**AIM**
Return the lines below that carry the word "могут".

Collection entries
────────
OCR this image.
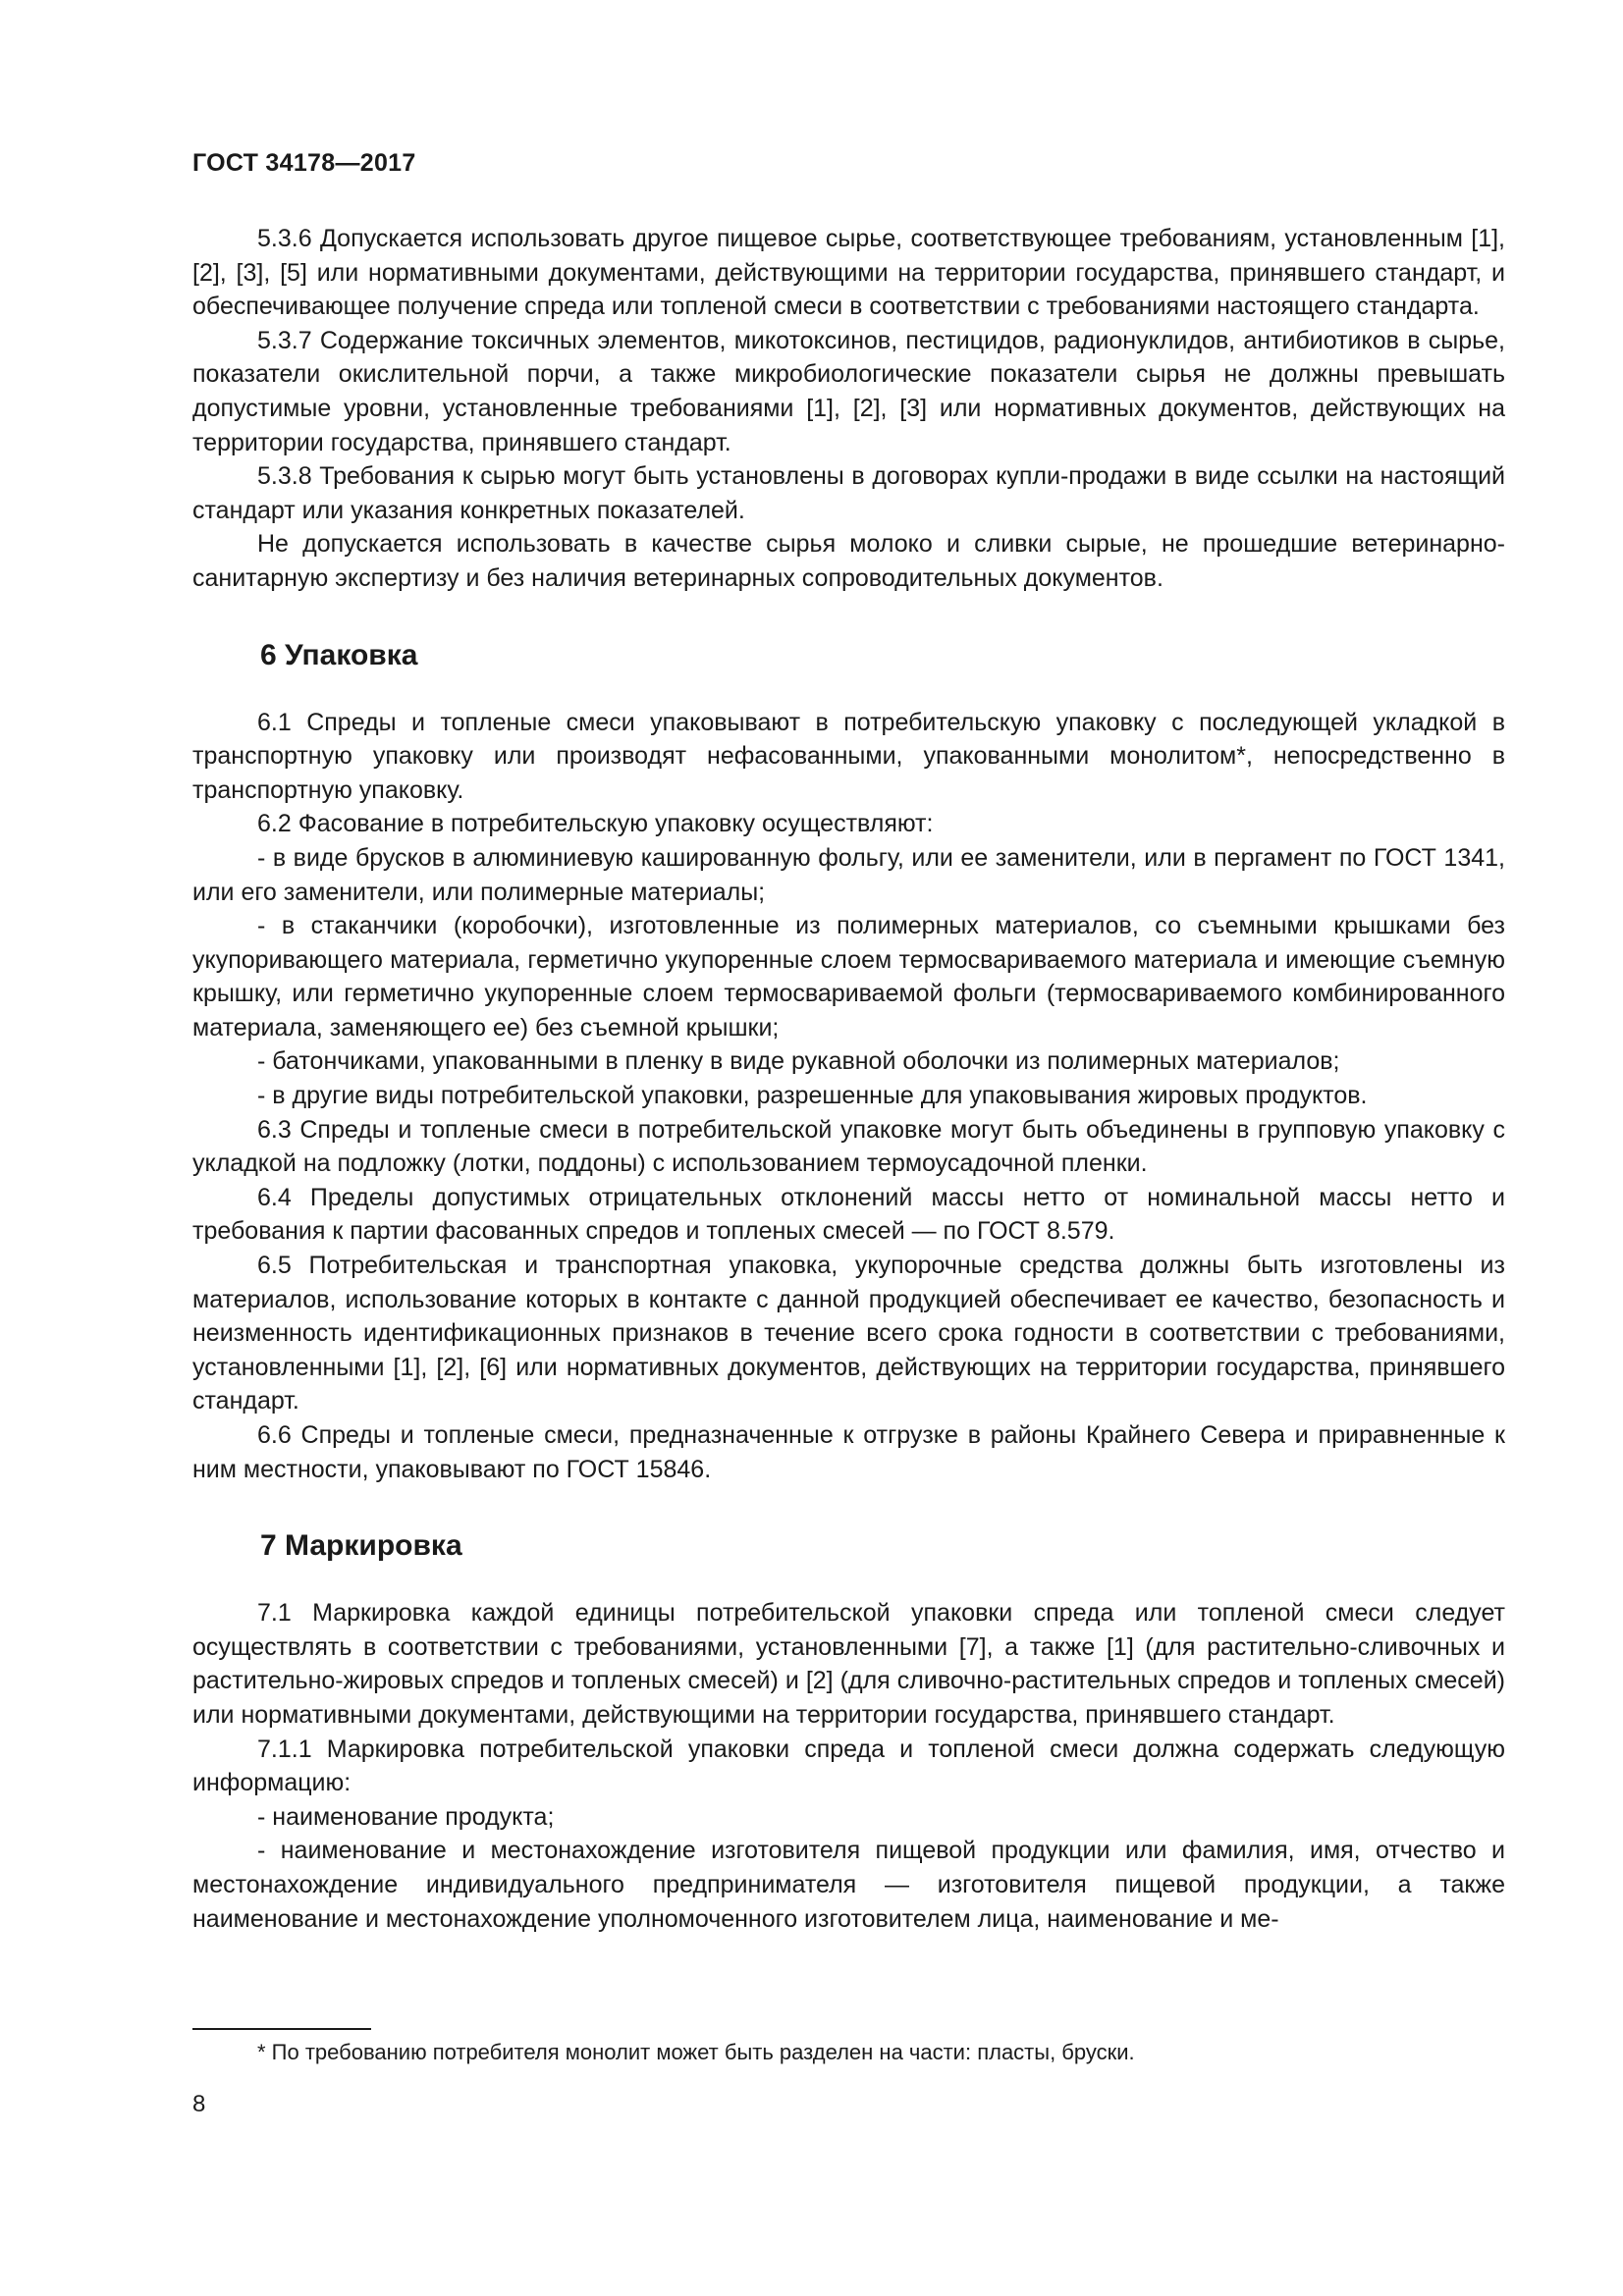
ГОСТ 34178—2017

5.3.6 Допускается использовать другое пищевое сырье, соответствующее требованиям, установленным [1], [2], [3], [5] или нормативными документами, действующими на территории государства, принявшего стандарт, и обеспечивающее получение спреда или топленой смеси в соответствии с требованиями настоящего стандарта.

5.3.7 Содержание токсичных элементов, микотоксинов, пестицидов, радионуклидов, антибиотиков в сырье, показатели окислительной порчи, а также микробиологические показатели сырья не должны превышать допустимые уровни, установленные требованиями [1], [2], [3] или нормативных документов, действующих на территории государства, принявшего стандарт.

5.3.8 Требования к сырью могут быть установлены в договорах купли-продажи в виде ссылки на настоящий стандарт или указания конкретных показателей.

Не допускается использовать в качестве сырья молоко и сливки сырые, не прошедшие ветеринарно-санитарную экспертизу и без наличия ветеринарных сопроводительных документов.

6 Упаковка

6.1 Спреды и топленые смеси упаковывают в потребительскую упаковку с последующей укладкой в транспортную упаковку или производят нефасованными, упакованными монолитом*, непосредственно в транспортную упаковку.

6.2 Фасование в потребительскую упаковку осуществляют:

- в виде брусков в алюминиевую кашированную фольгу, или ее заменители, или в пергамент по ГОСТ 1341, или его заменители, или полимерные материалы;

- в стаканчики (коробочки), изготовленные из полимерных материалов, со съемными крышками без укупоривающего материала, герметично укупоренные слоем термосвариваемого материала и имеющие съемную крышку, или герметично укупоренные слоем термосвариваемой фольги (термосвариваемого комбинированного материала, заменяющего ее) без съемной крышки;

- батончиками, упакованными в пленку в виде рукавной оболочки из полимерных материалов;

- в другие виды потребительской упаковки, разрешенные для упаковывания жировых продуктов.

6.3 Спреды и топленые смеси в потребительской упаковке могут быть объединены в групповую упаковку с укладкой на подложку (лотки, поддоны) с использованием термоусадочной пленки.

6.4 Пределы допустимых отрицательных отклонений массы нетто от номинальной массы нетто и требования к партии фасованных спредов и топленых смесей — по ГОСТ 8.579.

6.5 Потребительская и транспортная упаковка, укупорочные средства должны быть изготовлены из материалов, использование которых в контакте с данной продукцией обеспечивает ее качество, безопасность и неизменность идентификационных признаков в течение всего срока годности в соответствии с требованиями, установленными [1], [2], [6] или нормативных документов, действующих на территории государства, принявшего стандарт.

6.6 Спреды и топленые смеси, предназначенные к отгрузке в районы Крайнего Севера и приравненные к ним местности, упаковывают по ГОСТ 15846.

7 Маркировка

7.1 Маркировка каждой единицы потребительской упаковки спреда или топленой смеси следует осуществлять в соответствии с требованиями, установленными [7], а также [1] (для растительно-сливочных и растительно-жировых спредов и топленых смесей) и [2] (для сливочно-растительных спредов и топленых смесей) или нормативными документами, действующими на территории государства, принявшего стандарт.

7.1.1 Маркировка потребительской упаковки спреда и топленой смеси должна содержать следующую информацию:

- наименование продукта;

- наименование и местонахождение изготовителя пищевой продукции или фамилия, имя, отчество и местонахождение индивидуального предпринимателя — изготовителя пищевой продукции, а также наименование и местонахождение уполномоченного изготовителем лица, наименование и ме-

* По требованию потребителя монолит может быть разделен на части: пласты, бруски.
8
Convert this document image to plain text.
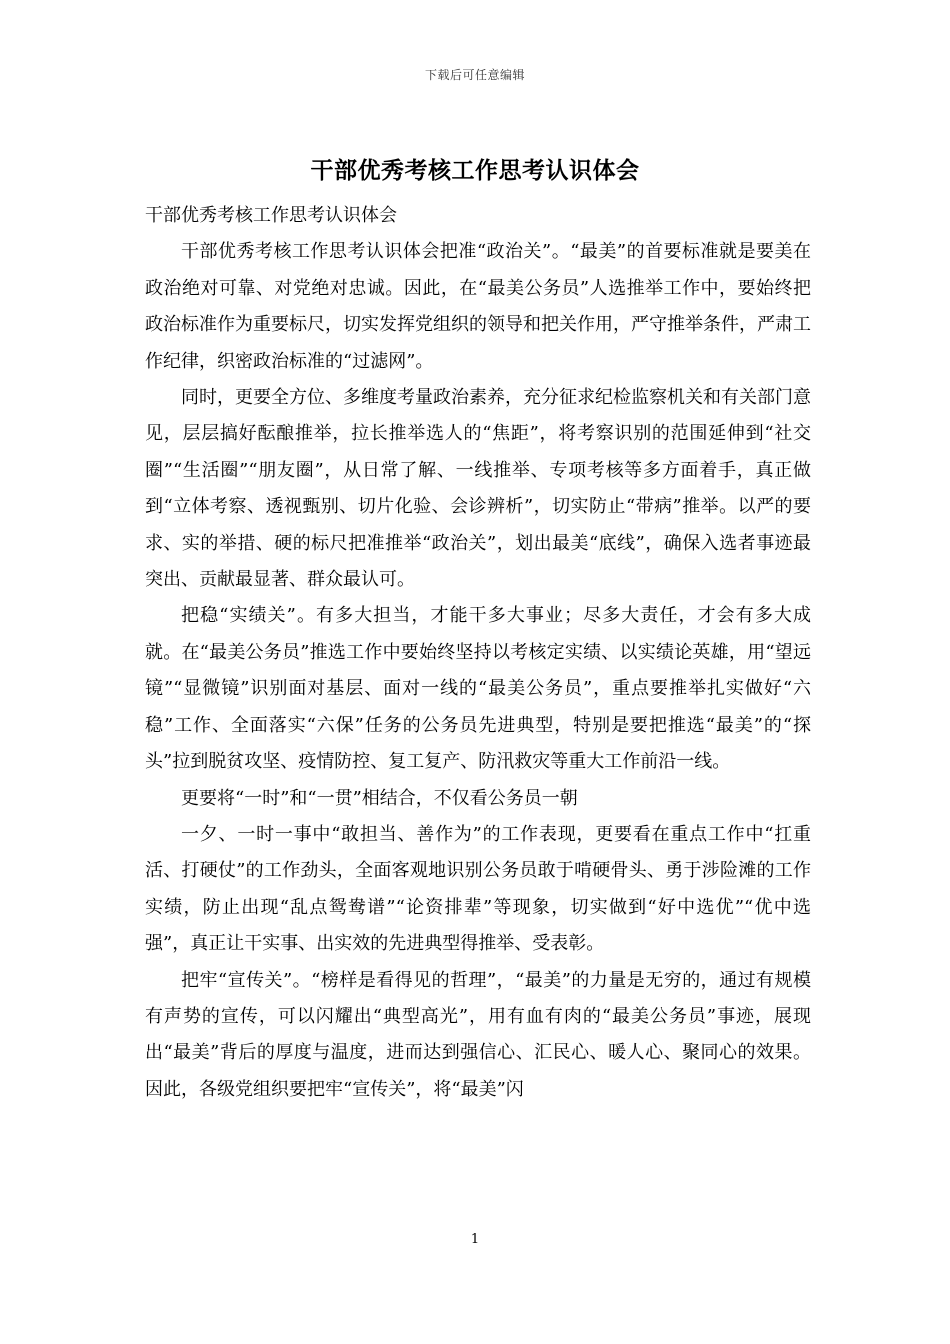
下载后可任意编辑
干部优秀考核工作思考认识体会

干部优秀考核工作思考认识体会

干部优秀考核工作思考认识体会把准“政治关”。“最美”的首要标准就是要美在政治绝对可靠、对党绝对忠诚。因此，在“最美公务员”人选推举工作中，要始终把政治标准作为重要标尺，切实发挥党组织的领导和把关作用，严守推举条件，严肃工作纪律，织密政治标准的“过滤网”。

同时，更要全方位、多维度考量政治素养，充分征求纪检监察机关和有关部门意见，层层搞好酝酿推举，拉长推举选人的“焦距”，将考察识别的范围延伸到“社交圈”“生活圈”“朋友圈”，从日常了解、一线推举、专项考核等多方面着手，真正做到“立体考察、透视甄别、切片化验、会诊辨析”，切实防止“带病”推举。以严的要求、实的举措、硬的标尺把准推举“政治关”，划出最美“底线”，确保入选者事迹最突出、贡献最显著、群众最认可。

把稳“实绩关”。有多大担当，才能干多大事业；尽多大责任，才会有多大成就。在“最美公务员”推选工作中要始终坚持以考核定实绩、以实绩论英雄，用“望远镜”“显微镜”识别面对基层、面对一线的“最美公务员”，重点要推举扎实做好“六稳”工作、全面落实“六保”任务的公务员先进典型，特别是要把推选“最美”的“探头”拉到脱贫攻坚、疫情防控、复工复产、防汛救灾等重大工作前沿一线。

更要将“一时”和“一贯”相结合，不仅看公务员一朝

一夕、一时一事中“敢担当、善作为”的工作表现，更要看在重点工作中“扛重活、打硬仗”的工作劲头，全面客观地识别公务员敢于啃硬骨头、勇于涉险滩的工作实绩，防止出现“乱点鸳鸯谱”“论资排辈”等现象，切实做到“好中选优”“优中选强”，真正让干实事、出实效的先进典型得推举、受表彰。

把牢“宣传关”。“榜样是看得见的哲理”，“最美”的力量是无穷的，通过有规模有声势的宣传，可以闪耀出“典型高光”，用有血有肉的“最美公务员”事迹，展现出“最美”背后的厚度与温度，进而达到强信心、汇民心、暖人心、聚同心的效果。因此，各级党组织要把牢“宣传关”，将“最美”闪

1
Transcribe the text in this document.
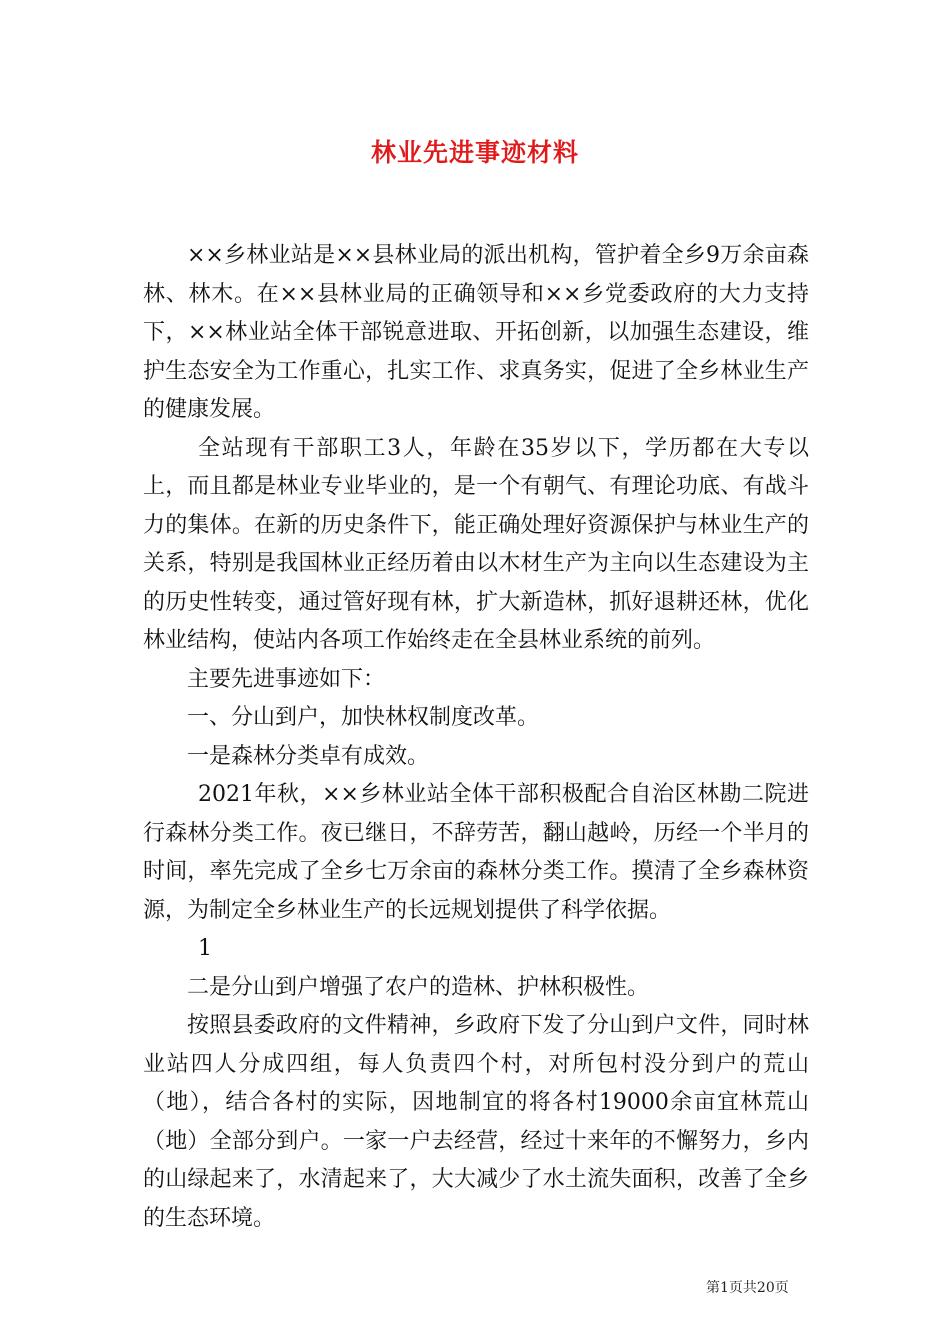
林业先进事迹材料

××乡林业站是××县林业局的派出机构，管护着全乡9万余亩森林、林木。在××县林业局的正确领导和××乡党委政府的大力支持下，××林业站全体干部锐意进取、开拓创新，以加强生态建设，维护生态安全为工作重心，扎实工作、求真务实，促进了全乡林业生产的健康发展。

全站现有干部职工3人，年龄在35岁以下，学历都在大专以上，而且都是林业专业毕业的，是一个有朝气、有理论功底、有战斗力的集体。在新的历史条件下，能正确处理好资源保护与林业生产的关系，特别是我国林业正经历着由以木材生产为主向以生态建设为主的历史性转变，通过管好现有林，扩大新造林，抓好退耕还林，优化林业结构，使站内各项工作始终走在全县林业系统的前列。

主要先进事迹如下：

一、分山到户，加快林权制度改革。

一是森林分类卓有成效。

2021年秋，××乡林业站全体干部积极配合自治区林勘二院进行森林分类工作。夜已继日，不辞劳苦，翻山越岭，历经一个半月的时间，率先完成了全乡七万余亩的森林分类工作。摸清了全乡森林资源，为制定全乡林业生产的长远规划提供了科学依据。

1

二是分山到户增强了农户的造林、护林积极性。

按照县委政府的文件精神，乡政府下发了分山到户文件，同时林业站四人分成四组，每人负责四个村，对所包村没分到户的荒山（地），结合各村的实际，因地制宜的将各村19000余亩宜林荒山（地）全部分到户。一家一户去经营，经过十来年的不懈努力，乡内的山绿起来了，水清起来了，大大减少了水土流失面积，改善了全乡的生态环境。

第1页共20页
────────
**ANSWER TO THE TASK**
5.3.8 Требования к сырью могут быть установлены в договорах купли-продажи в виде ссылки на настоящий стандарт или указания конкретных показателей.
6.3 Спреды и топленые смеси в потребительской упаковке могут быть объединены в групповую упаковку с укладкой на подложку (лотки, поддоны) с использованием термоусадочной пленки.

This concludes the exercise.